**Directions**
Pull out every line in the data that has the string "ylabel" in it.

**The records**
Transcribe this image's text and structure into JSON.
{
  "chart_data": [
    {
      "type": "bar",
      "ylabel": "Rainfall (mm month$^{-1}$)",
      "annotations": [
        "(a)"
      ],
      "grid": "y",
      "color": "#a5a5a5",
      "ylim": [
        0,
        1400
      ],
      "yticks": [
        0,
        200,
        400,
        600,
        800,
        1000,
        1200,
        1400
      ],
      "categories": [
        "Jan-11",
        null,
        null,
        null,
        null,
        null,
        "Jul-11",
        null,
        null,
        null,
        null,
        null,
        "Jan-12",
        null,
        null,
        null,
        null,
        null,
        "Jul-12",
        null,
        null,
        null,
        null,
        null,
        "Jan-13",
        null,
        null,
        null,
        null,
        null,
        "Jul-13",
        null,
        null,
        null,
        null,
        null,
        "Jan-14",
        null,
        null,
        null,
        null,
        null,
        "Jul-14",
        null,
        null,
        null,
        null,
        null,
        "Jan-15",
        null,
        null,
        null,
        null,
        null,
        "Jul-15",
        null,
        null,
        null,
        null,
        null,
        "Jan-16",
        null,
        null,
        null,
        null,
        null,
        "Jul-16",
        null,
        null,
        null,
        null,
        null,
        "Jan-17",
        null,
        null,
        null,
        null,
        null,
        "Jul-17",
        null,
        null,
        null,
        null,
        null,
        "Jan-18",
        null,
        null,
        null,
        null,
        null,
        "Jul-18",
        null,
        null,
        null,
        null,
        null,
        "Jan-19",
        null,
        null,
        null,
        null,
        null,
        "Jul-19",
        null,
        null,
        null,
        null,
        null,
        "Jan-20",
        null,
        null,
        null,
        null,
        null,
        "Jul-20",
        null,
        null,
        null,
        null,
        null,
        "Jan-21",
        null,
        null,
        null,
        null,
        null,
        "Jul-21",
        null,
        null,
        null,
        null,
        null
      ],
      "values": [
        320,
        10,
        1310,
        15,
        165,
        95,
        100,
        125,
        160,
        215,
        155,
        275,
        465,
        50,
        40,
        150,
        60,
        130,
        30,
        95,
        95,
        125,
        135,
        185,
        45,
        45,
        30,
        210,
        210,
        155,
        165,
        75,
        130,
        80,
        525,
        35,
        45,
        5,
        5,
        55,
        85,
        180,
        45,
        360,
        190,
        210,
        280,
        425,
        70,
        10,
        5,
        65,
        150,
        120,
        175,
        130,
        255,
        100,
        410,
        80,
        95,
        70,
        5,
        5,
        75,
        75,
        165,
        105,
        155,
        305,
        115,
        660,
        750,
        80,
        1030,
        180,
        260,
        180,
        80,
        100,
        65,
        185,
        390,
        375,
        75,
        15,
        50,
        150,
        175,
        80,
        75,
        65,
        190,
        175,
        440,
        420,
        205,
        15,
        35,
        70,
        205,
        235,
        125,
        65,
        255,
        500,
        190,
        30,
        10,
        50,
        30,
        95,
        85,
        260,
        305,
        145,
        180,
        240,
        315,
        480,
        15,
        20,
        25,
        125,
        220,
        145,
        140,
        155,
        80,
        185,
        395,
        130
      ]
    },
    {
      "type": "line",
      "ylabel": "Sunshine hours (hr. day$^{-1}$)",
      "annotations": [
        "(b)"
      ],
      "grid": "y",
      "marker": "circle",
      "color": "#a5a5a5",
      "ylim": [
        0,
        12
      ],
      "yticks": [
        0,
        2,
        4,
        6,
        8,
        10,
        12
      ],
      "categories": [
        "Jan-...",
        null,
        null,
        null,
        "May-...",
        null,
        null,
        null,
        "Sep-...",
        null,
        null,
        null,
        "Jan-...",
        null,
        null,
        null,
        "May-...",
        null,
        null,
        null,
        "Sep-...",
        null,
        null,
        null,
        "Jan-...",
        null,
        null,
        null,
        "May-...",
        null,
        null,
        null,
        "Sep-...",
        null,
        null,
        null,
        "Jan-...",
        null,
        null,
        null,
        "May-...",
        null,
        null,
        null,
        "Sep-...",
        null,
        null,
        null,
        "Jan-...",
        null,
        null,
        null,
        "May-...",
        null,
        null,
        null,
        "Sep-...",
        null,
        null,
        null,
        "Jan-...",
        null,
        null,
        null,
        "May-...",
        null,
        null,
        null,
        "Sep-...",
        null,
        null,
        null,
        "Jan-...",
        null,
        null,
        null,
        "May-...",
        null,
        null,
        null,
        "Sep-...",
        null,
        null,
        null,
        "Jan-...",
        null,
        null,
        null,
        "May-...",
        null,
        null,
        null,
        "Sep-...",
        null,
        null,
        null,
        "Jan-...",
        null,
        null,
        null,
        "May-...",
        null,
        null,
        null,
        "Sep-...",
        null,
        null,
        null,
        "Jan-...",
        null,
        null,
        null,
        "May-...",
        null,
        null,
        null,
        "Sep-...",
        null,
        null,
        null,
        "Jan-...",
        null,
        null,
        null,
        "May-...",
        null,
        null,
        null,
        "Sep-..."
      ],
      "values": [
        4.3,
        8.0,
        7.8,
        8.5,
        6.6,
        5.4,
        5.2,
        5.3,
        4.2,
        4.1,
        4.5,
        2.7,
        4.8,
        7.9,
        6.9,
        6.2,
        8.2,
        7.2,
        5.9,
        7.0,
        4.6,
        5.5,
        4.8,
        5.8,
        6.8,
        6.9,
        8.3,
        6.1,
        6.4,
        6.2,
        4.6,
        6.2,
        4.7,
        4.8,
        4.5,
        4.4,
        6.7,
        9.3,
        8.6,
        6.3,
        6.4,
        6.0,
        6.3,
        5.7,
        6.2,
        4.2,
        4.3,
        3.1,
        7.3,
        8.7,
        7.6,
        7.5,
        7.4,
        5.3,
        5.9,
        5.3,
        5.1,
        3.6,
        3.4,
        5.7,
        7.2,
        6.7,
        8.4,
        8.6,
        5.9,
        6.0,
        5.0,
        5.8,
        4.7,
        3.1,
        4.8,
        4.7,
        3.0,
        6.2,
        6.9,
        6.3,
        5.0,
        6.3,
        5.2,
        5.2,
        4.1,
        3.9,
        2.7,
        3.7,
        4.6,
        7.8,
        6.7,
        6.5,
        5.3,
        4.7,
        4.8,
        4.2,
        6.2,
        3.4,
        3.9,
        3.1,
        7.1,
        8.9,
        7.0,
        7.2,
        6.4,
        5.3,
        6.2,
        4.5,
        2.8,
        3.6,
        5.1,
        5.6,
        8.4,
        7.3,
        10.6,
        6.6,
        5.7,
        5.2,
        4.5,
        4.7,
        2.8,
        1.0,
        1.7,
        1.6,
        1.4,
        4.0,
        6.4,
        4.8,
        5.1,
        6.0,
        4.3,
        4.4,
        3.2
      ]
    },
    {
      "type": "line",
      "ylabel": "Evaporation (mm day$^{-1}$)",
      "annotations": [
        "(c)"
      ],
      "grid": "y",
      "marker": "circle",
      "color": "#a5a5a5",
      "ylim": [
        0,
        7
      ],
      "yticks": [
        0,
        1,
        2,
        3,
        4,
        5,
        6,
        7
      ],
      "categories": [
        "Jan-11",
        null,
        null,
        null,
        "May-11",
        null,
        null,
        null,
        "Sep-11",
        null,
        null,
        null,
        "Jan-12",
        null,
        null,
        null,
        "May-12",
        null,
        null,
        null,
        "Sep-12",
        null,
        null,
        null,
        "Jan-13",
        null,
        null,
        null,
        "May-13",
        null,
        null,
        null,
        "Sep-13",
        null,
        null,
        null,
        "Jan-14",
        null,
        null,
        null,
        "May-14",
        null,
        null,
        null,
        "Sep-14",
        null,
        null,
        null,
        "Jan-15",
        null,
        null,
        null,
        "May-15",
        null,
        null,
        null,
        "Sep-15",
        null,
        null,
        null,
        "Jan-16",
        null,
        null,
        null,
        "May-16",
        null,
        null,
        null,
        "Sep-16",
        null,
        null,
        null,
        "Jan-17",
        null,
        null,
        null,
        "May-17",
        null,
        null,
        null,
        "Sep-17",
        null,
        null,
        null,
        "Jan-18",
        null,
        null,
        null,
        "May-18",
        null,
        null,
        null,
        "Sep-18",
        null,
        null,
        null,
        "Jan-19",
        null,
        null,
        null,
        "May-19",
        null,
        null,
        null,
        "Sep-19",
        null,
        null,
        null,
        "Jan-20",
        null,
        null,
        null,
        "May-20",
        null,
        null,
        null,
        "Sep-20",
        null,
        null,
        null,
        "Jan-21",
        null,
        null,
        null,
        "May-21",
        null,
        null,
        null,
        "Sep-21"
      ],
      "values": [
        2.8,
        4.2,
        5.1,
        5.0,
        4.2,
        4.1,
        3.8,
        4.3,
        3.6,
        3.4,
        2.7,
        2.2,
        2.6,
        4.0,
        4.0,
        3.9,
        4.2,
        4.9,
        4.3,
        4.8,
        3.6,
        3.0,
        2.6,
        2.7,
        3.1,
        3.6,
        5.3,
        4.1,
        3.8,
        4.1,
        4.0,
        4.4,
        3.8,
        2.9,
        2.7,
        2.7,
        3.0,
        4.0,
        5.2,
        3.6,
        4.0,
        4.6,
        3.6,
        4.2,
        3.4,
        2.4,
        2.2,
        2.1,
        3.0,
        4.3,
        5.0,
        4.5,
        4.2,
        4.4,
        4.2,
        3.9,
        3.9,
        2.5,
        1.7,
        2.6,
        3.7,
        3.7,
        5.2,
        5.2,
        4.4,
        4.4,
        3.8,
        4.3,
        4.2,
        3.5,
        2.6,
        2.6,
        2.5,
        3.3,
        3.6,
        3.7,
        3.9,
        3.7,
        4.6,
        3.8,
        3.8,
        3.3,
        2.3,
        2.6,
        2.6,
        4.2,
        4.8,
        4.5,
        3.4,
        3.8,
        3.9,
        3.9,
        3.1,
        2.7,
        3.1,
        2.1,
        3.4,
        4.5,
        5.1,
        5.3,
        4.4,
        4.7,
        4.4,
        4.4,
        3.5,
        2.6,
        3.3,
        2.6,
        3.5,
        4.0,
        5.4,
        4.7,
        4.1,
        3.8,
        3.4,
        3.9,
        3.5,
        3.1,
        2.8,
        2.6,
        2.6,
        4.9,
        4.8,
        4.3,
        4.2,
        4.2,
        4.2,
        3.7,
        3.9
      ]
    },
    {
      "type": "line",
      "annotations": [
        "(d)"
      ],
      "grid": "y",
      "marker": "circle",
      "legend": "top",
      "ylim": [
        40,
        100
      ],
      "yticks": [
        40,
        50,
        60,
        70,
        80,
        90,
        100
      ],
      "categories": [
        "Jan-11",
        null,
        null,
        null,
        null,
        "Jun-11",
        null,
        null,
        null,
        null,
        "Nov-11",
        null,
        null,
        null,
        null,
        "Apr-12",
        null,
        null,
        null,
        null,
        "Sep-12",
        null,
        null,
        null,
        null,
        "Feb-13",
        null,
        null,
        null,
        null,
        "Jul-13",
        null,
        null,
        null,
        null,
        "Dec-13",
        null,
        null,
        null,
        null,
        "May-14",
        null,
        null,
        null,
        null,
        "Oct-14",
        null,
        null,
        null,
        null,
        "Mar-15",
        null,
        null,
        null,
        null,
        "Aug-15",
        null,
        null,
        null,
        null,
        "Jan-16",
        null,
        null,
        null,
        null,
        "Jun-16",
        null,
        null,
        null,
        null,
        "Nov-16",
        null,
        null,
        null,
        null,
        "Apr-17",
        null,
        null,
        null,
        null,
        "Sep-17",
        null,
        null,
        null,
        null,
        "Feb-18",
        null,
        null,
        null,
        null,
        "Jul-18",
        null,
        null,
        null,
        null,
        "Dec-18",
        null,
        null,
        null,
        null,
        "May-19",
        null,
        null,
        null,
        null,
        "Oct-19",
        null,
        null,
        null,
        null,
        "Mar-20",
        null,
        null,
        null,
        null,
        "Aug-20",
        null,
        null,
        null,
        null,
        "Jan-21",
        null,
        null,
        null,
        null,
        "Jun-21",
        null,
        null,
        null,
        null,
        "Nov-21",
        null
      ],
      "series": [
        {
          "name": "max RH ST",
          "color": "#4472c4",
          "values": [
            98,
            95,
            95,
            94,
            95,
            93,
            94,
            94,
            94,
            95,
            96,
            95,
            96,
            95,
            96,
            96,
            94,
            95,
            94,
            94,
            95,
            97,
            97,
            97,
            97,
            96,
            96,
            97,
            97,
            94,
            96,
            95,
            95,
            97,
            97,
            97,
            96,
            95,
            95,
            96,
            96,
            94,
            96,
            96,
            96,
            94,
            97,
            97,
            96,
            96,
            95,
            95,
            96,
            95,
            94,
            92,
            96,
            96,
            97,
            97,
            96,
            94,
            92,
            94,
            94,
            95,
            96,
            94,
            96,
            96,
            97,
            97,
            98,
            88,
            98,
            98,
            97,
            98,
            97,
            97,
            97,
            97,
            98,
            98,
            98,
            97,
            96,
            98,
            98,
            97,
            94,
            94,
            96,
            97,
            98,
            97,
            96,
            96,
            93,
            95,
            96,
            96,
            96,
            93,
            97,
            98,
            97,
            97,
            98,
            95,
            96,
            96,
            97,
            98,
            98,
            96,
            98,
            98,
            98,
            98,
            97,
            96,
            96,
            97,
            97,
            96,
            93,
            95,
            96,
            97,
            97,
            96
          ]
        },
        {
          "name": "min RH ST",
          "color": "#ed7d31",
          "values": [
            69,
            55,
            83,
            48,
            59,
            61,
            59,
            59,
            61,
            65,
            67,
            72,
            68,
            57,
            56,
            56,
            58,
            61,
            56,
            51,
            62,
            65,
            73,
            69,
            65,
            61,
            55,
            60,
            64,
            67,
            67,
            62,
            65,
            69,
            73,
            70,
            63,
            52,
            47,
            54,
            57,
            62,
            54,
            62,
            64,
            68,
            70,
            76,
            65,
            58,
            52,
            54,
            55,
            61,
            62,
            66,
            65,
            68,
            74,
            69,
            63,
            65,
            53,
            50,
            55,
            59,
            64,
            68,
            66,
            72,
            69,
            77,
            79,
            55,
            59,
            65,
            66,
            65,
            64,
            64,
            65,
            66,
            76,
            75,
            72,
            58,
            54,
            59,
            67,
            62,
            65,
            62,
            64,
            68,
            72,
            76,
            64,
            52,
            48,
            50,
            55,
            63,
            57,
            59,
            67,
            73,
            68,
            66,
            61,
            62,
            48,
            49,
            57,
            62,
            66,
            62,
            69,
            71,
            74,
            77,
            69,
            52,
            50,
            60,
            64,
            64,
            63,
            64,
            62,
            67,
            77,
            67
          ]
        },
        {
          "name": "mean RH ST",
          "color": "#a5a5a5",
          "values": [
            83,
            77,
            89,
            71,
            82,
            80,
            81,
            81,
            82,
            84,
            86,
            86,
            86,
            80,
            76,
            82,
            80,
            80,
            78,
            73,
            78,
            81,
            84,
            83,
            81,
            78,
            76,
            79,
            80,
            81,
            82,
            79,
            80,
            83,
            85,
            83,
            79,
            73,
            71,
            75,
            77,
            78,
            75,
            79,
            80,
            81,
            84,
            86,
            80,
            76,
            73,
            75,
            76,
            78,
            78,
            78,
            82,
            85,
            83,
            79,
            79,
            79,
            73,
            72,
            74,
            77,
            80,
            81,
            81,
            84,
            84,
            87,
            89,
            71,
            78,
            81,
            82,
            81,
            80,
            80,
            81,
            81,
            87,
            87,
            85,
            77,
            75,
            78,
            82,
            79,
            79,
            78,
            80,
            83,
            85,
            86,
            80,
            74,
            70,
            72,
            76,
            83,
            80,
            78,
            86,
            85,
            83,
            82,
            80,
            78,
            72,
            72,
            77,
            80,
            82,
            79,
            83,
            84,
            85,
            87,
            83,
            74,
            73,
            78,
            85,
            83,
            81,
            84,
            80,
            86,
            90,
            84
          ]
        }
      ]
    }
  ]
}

**Problem solution**
      "ylabel": "Rainfall (mm month$^{-1}$)",
      "ylabel": "Sunshine hours (hr. day$^{-1}$)",
      "ylabel": "Evaporation (mm day$^{-1}$)",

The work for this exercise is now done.